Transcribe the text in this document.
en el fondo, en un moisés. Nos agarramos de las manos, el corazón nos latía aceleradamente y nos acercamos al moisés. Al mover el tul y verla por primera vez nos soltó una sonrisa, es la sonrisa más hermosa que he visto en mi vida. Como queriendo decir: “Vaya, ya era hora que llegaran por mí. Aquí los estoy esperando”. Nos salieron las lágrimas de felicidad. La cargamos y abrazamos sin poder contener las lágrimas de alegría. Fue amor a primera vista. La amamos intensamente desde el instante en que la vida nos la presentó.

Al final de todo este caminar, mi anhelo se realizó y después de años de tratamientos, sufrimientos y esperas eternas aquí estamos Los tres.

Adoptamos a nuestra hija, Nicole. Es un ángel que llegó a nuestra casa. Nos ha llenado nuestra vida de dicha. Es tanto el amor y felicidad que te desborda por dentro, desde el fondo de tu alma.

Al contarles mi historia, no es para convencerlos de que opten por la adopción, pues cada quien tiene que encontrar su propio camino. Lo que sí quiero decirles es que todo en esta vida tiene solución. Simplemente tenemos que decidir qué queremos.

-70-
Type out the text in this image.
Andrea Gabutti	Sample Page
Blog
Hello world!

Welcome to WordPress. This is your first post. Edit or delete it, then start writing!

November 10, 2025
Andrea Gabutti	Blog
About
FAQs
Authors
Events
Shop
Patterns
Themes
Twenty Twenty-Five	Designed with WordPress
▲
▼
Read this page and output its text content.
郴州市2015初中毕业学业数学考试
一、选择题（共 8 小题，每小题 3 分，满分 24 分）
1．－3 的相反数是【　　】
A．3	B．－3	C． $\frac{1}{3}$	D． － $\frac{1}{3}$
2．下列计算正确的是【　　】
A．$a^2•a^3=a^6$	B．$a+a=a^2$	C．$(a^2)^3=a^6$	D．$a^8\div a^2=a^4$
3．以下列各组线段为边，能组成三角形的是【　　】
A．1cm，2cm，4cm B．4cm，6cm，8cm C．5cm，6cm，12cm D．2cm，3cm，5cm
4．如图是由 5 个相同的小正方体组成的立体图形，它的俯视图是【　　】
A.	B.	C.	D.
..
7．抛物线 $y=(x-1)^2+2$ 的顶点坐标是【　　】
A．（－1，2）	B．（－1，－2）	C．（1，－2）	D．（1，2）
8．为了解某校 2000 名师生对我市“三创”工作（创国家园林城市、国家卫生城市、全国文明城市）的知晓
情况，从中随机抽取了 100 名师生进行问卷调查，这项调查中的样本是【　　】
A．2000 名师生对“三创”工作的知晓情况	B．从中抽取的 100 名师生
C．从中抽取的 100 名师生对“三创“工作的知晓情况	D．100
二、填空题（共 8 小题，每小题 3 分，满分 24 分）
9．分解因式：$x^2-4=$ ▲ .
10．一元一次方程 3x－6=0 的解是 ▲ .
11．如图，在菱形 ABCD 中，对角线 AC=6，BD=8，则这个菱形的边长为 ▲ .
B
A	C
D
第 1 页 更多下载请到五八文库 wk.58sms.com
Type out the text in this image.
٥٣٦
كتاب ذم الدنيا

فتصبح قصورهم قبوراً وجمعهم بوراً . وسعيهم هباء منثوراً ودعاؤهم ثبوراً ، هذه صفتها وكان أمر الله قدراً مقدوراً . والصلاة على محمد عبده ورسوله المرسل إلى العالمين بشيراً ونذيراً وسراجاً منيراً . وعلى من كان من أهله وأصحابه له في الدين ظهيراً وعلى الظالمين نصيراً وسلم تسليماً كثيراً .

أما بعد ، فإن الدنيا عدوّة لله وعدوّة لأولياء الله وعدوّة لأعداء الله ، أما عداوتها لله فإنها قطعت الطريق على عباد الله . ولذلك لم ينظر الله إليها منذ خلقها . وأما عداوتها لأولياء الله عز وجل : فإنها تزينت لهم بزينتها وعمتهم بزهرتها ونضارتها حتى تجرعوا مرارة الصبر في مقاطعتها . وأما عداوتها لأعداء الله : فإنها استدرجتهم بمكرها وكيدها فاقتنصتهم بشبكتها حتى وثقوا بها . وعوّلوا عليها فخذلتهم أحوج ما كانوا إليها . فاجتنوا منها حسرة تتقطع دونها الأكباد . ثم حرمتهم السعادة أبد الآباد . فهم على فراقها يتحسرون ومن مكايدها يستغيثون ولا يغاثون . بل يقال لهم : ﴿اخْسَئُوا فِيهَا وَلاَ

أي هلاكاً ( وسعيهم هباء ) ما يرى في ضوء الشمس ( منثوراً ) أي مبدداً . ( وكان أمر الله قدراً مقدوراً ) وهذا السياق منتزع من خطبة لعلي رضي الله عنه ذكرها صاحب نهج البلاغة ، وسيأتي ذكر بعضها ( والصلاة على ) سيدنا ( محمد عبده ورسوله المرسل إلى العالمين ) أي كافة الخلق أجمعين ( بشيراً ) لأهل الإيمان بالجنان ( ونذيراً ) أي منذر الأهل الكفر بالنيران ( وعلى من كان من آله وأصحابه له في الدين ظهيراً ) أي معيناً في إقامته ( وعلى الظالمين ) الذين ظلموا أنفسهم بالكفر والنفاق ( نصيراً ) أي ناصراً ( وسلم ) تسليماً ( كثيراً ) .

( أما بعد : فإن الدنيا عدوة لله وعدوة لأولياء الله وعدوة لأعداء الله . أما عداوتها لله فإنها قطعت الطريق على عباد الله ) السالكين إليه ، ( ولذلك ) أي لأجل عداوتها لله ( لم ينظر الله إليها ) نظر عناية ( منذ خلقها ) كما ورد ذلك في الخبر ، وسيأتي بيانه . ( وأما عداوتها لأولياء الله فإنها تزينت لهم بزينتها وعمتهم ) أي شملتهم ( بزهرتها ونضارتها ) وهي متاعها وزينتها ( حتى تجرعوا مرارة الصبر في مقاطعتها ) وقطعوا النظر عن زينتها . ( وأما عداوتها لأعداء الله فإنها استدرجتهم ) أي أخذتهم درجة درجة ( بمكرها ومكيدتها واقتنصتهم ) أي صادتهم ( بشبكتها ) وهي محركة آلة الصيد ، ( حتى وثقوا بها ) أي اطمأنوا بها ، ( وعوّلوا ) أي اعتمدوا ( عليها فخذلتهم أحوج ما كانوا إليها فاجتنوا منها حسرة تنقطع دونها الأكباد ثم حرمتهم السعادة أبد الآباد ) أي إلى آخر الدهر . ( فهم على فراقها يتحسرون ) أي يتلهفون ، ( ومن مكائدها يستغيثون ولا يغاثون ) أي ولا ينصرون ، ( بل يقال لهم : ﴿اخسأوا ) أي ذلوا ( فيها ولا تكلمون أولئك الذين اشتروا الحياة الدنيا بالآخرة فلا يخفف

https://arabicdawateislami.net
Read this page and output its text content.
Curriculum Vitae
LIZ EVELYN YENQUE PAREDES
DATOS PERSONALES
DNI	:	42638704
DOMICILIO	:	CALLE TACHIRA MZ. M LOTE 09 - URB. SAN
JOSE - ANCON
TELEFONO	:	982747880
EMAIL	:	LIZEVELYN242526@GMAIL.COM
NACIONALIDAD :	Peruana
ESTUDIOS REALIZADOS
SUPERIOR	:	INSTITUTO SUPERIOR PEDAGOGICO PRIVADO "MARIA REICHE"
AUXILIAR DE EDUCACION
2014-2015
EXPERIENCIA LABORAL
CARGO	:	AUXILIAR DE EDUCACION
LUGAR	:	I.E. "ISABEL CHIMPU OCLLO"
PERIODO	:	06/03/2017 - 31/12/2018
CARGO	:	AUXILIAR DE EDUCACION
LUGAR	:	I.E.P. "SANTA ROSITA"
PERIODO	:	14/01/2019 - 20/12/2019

__What is being asked__. State, as a bare number, how many lines of the listing hold the word "WordPress".

__Response__. 2